*Aim of the task*. From the records below, give the number of lines that contain the string "screenshot", without any other text.

*Entries*.
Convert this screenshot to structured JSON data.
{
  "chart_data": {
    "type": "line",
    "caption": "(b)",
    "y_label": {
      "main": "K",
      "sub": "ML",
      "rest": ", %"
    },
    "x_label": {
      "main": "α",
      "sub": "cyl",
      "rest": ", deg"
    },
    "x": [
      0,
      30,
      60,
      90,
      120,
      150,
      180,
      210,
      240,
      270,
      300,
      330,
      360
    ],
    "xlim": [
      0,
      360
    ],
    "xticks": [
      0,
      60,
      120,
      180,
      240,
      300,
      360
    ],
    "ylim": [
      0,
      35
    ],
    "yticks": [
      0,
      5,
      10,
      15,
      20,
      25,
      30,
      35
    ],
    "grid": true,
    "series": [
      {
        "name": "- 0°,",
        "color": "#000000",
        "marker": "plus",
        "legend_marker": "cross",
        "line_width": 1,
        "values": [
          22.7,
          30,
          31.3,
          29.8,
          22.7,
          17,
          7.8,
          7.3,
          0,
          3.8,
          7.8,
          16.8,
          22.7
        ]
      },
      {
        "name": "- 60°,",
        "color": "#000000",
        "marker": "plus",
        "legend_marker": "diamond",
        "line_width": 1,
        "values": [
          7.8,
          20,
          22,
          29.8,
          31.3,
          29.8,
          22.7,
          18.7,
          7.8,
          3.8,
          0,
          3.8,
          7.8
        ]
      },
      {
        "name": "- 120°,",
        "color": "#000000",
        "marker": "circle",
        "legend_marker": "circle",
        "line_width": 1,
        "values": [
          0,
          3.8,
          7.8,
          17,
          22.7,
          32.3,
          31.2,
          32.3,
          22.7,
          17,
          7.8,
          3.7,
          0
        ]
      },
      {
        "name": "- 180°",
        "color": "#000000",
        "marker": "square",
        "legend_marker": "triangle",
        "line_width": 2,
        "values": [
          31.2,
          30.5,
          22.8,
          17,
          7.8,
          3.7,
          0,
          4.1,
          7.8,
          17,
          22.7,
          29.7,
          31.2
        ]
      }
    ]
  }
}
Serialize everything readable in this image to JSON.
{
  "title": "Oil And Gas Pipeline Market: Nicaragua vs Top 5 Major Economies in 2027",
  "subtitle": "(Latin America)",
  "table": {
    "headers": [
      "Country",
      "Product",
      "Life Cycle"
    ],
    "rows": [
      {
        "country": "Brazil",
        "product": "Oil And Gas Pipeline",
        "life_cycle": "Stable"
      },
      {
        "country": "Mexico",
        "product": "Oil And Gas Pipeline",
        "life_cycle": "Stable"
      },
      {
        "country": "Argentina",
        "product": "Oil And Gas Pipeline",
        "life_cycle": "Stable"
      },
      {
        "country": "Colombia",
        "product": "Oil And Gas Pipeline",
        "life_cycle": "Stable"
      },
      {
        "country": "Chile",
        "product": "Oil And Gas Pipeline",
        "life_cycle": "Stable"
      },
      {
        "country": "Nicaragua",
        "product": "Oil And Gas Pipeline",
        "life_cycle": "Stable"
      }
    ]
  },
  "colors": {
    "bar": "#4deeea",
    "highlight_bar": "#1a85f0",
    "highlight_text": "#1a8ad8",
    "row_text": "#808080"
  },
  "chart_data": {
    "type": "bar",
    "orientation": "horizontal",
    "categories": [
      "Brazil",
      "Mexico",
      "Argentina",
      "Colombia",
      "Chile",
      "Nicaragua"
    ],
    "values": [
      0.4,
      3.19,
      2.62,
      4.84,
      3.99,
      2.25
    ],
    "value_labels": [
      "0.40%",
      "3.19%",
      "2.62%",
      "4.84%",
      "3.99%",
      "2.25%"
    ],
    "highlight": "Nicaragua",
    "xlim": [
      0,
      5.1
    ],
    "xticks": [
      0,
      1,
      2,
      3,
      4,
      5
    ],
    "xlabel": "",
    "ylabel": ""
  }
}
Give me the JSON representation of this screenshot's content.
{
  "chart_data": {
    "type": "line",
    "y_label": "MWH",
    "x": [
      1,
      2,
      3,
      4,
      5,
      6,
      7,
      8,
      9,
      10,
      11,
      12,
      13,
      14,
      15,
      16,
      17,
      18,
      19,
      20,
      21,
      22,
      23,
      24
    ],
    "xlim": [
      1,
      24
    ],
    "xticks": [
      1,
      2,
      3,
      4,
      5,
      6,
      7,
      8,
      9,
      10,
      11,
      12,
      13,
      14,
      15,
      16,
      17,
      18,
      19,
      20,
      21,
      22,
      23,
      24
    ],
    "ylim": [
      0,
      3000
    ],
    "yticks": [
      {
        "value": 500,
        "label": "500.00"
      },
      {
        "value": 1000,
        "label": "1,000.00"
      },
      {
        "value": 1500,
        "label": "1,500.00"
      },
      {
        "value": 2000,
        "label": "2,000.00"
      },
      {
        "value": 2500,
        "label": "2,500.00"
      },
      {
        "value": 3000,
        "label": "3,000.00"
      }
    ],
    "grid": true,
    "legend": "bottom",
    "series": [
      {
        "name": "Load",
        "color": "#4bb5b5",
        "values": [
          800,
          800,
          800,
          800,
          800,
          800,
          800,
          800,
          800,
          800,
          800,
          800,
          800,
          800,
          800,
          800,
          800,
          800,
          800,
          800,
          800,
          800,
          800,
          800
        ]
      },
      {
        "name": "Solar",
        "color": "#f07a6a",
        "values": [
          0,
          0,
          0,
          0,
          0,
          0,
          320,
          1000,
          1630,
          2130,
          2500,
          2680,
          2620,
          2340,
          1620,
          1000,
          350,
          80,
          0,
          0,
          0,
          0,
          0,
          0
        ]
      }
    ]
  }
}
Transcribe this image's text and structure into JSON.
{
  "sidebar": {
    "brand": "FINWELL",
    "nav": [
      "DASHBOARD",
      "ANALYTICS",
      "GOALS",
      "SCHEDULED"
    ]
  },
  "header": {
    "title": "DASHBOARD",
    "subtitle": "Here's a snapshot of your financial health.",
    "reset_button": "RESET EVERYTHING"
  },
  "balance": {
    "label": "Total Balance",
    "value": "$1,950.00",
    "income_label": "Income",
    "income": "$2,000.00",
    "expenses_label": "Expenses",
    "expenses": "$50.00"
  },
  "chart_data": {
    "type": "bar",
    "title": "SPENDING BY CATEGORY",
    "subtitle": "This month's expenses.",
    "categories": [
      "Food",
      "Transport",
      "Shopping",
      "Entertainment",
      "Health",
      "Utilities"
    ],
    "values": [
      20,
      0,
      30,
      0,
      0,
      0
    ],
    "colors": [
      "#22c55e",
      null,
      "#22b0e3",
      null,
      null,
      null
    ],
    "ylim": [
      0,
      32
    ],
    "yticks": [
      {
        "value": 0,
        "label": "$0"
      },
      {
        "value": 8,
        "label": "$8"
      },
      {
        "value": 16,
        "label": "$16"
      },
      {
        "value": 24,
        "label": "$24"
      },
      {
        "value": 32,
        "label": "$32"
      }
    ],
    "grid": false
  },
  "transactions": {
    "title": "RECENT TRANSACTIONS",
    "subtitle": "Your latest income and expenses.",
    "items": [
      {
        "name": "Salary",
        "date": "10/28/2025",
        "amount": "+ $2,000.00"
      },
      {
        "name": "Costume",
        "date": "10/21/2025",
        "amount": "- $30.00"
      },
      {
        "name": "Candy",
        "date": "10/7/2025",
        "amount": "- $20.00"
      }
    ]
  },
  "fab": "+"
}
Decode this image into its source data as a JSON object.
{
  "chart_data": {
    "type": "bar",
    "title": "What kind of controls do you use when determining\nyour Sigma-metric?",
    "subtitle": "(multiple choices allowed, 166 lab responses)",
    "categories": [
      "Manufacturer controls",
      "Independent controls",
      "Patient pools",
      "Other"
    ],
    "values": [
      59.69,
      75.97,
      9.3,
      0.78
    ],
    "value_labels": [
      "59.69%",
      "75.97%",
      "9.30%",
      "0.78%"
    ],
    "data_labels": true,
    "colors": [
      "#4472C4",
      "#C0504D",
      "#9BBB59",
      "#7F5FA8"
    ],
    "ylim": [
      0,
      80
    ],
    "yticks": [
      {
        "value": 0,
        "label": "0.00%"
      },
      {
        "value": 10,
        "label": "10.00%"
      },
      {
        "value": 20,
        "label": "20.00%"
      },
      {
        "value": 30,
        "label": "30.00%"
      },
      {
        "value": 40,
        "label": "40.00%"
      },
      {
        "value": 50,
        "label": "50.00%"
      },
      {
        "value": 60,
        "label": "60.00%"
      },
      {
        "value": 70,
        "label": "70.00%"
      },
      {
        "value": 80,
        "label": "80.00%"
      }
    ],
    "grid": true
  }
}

*The response*. 2